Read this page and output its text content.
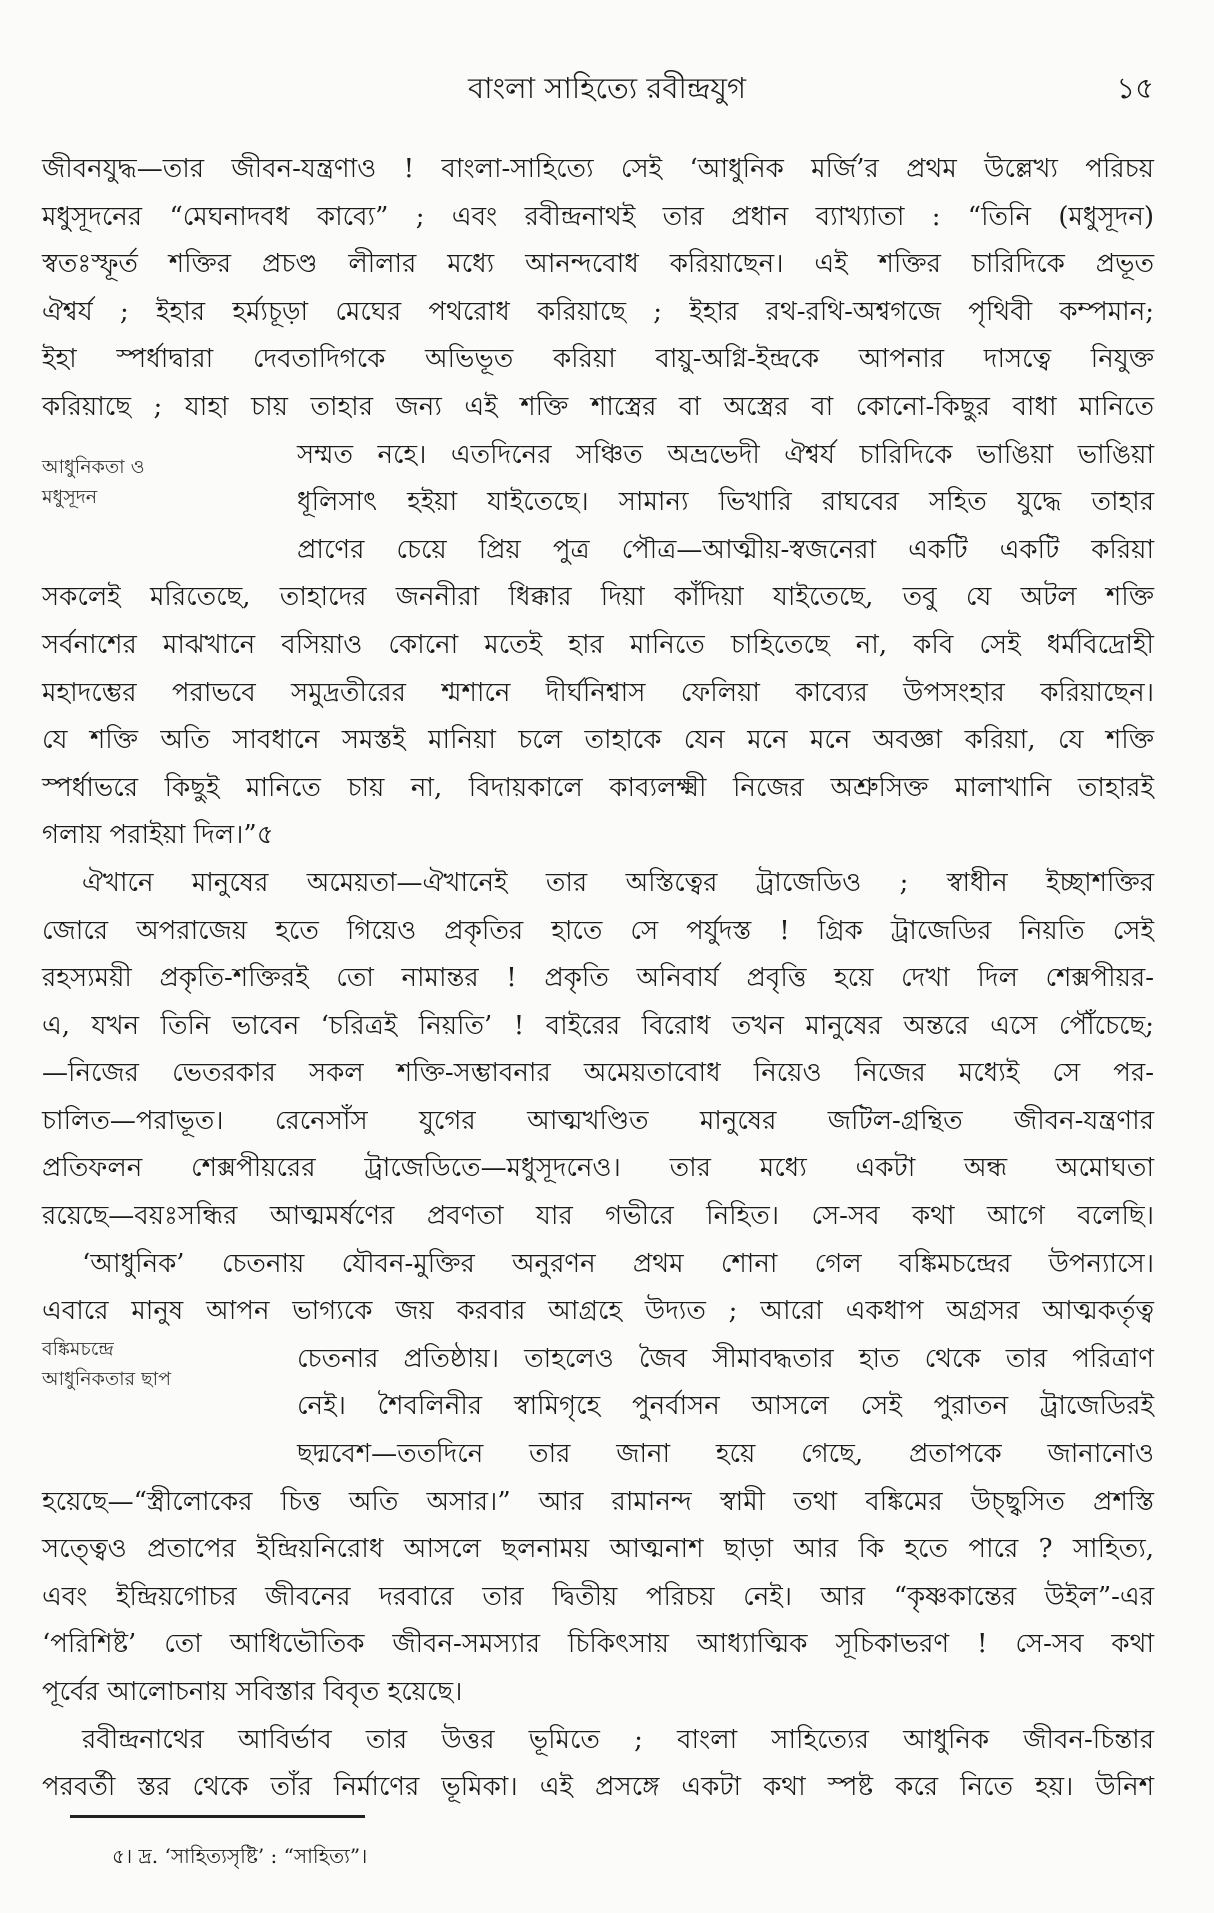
বাংলা সাহিত্যে রবীন্দ্রযুগ	১৫
জীবনযুদ্ধ—তার জীবন-যন্ত্রণাও ! বাংলা-সাহিত্যে সেই ‘আধুনিক মর্জি’র প্রথম উল্লেখ্য পরিচয়
মধুসূদনের “মেঘনাদবধ কাব্যে” ; এবং রবীন্দ্রনাথই তার প্রধান ব্যাখ্যাতা : “তিনি (মধুসূদন)
স্বতঃস্ফূর্ত শক্তির প্রচণ্ড লীলার মধ্যে আনন্দবোধ করিয়াছেন। এই শক্তির চারিদিকে প্রভূত
ঐশ্বর্য ; ইহার হর্ম্যচূড়া মেঘের পথরোধ করিয়াছে ; ইহার রথ-রথি-অশ্বগজে পৃথিবী কম্পমান;
ইহা স্পর্ধাদ্বারা দেবতাদিগকে অভিভূত করিয়া বায়ু-অগ্নি-ইন্দ্রকে আপনার দাসত্বে নিযুক্ত
করিয়াছে ; যাহা চায় তাহার জন্য এই শক্তি শাস্ত্রের বা অস্ত্রের বা কোনো-কিছুর বাধা মানিতে
সম্মত নহে। এতদিনের সঞ্চিত অভ্রভেদী ঐশ্বর্য চারিদিকে ভাঙিয়া ভাঙিয়া
ধূলিসাৎ হইয়া যাইতেছে। সামান্য ভিখারি রাঘবের সহিত যুদ্ধে তাহার
প্রাণের চেয়ে প্রিয় পুত্র পৌত্র—আত্মীয়-স্বজনেরা একটি একটি করিয়া
সকলেই মরিতেছে, তাহাদের জননীরা ধিক্কার দিয়া কাঁদিয়া যাইতেছে, তবু যে অটল শক্তি
সর্বনাশের মাঝখানে বসিয়াও কোনো মতেই হার মানিতে চাহিতেছে না, কবি সেই ধর্মবিদ্রোহী
মহাদম্ভের পরাভবে সমুদ্রতীরের শ্মশানে দীর্ঘনিশ্বাস ফেলিয়া কাব্যের উপসংহার করিয়াছেন।
যে শক্তি অতি সাবধানে সমস্তই মানিয়া চলে তাহাকে যেন মনে মনে অবজ্ঞা করিয়া, যে শক্তি
স্পর্ধাভরে কিছুই মানিতে চায় না, বিদায়কালে কাব্যলক্ষ্মী নিজের অশ্রুসিক্ত মালাখানি তাহারই
গলায় পরাইয়া দিল।”৫
ঐখানে মানুষের অমেয়তা—ঐখানেই তার অস্তিত্বের ট্রাজেডিও ; স্বাধীন ইচ্ছাশক্তির
জোরে অপরাজেয় হতে গিয়েও প্রকৃতির হাতে সে পর্যুদস্ত ! গ্রিক ট্রাজেডির নিয়তি সেই
রহস্যময়ী প্রকৃতি-শক্তিরই তো নামান্তর ! প্রকৃতি অনিবার্য প্রবৃত্তি হয়ে দেখা দিল শেক্সপীয়র-
এ, যখন তিনি ভাবেন ‘চরিত্রই নিয়তি’ ! বাইরের বিরোধ তখন মানুষের অন্তরে এসে পৌঁচেছে;
—নিজের ভেতরকার সকল শক্তি-সম্ভাবনার অমেয়তাবোধ নিয়েও নিজের মধ্যেই সে পর-
চালিত—পরাভূত। রেনেসাঁস যুগের আত্মখণ্ডিত মানুষের জটিল-গ্রন্থিত জীবন-যন্ত্রণার
প্রতিফলন শেক্সপীয়রের ট্রাজেডিতে—মধুসূদনেও। তার মধ্যে একটা অন্ধ অমোঘতা
রয়েছে—বয়ঃসন্ধির আত্মমর্ষণের প্রবণতা যার গভীরে নিহিত। সে-সব কথা আগে বলেছি।
‘আধুনিক’ চেতনায় যৌবন-মুক্তির অনুরণন প্রথম শোনা গেল বঙ্কিমচন্দ্রের উপন্যাসে।
এবারে মানুষ আপন ভাগ্যকে জয় করবার আগ্রহে উদ্যত ; আরো একধাপ অগ্রসর আত্মকর্তৃত্ব
চেতনার প্রতিষ্ঠায়। তাহলেও জৈব সীমাবদ্ধতার হাত থেকে তার পরিত্রাণ
নেই। শৈবলিনীর স্বামিগৃহে পুনর্বাসন আসলে সেই পুরাতন ট্রাজেডিরই
ছদ্মবেশ—ততদিনে তার জানা হয়ে গেছে, প্রতাপকে জানানোও
হয়েছে—“স্ত্রীলোকের চিত্ত অতি অসার।” আর রামানন্দ স্বামী তথা বঙ্কিমের উচ্ছ্বসিত প্রশস্তি
সত্ত্বেও প্রতাপের ইন্দ্রিয়নিরোধ আসলে ছলনাময় আত্মনাশ ছাড়া আর কি হতে পারে ? সাহিত্য,
এবং ইন্দ্রিয়গোচর জীবনের দরবারে তার দ্বিতীয় পরিচয় নেই। আর “কৃষ্ণকান্তের উইল”-এর
‘পরিশিষ্ট’ তো আধিভৌতিক জীবন-সমস্যার চিকিৎসায় আধ্যাত্মিক সূচিকাভরণ ! সে-সব কথা
পূর্বের আলোচনায় সবিস্তার বিবৃত হয়েছে।
রবীন্দ্রনাথের আবির্ভাব তার উত্তর ভূমিতে ; বাংলা সাহিত্যের আধুনিক জীবন-চিন্তার
পরবর্তী স্তর থেকে তাঁর নির্মাণের ভূমিকা। এই প্রসঙ্গে একটা কথা স্পষ্ট করে নিতে হয়। উনিশ
আধুনিকতা ও
মধুসূদন
বঙ্কিমচন্দ্রে
আধুনিকতার ছাপ
৫। দ্র. ‘সাহিত্যসৃষ্টি’ : “সাহিত্য”।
- - - - - - -
Reproduce every entry word for word, but omit the pictures.

Read this page and output its text content.
বাংলা সাহিত্যে রবীন্দ্রযুগ	১৫
জীবনযুদ্ধ—তার জীবন-যন্ত্রণাও ! বাংলা-সাহিত্যে সেই ‘আধুনিক মর্জি’র প্রথম উল্লেখ্য পরিচয়
মধুসূদনের “মেঘনাদবধ কাব্যে” ; এবং রবীন্দ্রনাথই তার প্রধান ব্যাখ্যাতা : “তিনি (মধুসূদন)
স্বতঃস্ফূর্ত শক্তির প্রচণ্ড লীলার মধ্যে আনন্দবোধ করিয়াছেন। এই শক্তির চারিদিকে প্রভূত
ঐশ্বর্য ; ইহার হর্ম্যচূড়া মেঘের পথরোধ করিয়াছে ; ইহার রথ-রথি-অশ্বগজে পৃথিবী কম্পমান;
ইহা স্পর্ধাদ্বারা দেবতাদিগকে অভিভূত করিয়া বায়ু-অগ্নি-ইন্দ্রকে আপনার দাসত্বে নিযুক্ত
করিয়াছে ; যাহা চায় তাহার জন্য এই শক্তি শাস্ত্রের বা অস্ত্রের বা কোনো-কিছুর বাধা মানিতে
সম্মত নহে। এতদিনের সঞ্চিত অভ্রভেদী ঐশ্বর্য চারিদিকে ভাঙিয়া ভাঙিয়া
ধূলিসাৎ হইয়া যাইতেছে। সামান্য ভিখারি রাঘবের সহিত যুদ্ধে তাহার
প্রাণের চেয়ে প্রিয় পুত্র পৌত্র—আত্মীয়-স্বজনেরা একটি একটি করিয়া
সকলেই মরিতেছে, তাহাদের জননীরা ধিক্কার দিয়া কাঁদিয়া যাইতেছে, তবু যে অটল শক্তি
সর্বনাশের মাঝখানে বসিয়াও কোনো মতেই হার মানিতে চাহিতেছে না, কবি সেই ধর্মবিদ্রোহী
মহাদম্ভের পরাভবে সমুদ্রতীরের শ্মশানে দীর্ঘনিশ্বাস ফেলিয়া কাব্যের উপসংহার করিয়াছেন।
যে শক্তি অতি সাবধানে সমস্তই মানিয়া চলে তাহাকে যেন মনে মনে অবজ্ঞা করিয়া, যে শক্তি
স্পর্ধাভরে কিছুই মানিতে চায় না, বিদায়কালে কাব্যলক্ষ্মী নিজের অশ্রুসিক্ত মালাখানি তাহারই
গলায় পরাইয়া দিল।”৫
ঐখানে মানুষের অমেয়তা—ঐখানেই তার অস্তিত্বের ট্রাজেডিও ; স্বাধীন ইচ্ছাশক্তির
জোরে অপরাজেয় হতে গিয়েও প্রকৃতির হাতে সে পর্যুদস্ত ! গ্রিক ট্রাজেডির নিয়তি সেই
রহস্যময়ী প্রকৃতি-শক্তিরই তো নামান্তর ! প্রকৃতি অনিবার্য প্রবৃত্তি হয়ে দেখা দিল শেক্সপীয়র-
এ, যখন তিনি ভাবেন ‘চরিত্রই নিয়তি’ ! বাইরের বিরোধ তখন মানুষের অন্তরে এসে পৌঁচেছে;
—নিজের ভেতরকার সকল শক্তি-সম্ভাবনার অমেয়তাবোধ নিয়েও নিজের মধ্যেই সে পর-
চালিত—পরাভূত। রেনেসাঁস যুগের আত্মখণ্ডিত মানুষের জটিল-গ্রন্থিত জীবন-যন্ত্রণার
প্রতিফলন শেক্সপীয়রের ট্রাজেডিতে—মধুসূদনেও। তার মধ্যে একটা অন্ধ অমোঘতা
রয়েছে—বয়ঃসন্ধির আত্মমর্ষণের প্রবণতা যার গভীরে নিহিত। সে-সব কথা আগে বলেছি।
‘আধুনিক’ চেতনায় যৌবন-মুক্তির অনুরণন প্রথম শোনা গেল বঙ্কিমচন্দ্রের উপন্যাসে।
এবারে মানুষ আপন ভাগ্যকে জয় করবার আগ্রহে উদ্যত ; আরো একধাপ অগ্রসর আত্মকর্তৃত্ব
চেতনার প্রতিষ্ঠায়। তাহলেও জৈব সীমাবদ্ধতার হাত থেকে তার পরিত্রাণ
নেই। শৈবলিনীর স্বামিগৃহে পুনর্বাসন আসলে সেই পুরাতন ট্রাজেডিরই
ছদ্মবেশ—ততদিনে তার জানা হয়ে গেছে, প্রতাপকে জানানোও
হয়েছে—“স্ত্রীলোকের চিত্ত অতি অসার।” আর রামানন্দ স্বামী তথা বঙ্কিমের উচ্ছ্বসিত প্রশস্তি
সত্ত্বেও প্রতাপের ইন্দ্রিয়নিরোধ আসলে ছলনাময় আত্মনাশ ছাড়া আর কি হতে পারে ? সাহিত্য,
এবং ইন্দ্রিয়গোচর জীবনের দরবারে তার দ্বিতীয় পরিচয় নেই। আর “কৃষ্ণকান্তের উইল”-এর
‘পরিশিষ্ট’ তো আধিভৌতিক জীবন-সমস্যার চিকিৎসায় আধ্যাত্মিক সূচিকাভরণ ! সে-সব কথা
পূর্বের আলোচনায় সবিস্তার বিবৃত হয়েছে।
রবীন্দ্রনাথের আবির্ভাব তার উত্তর ভূমিতে ; বাংলা সাহিত্যের আধুনিক জীবন-চিন্তার
পরবর্তী স্তর থেকে তাঁর নির্মাণের ভূমিকা। এই প্রসঙ্গে একটা কথা স্পষ্ট করে নিতে হয়। উনিশ
আধুনিকতা ও
মধুসূদন
বঙ্কিমচন্দ্রে
আধুনিকতার ছাপ
৫। দ্র. ‘সাহিত্যসৃষ্টি’ : “সাহিত্য”।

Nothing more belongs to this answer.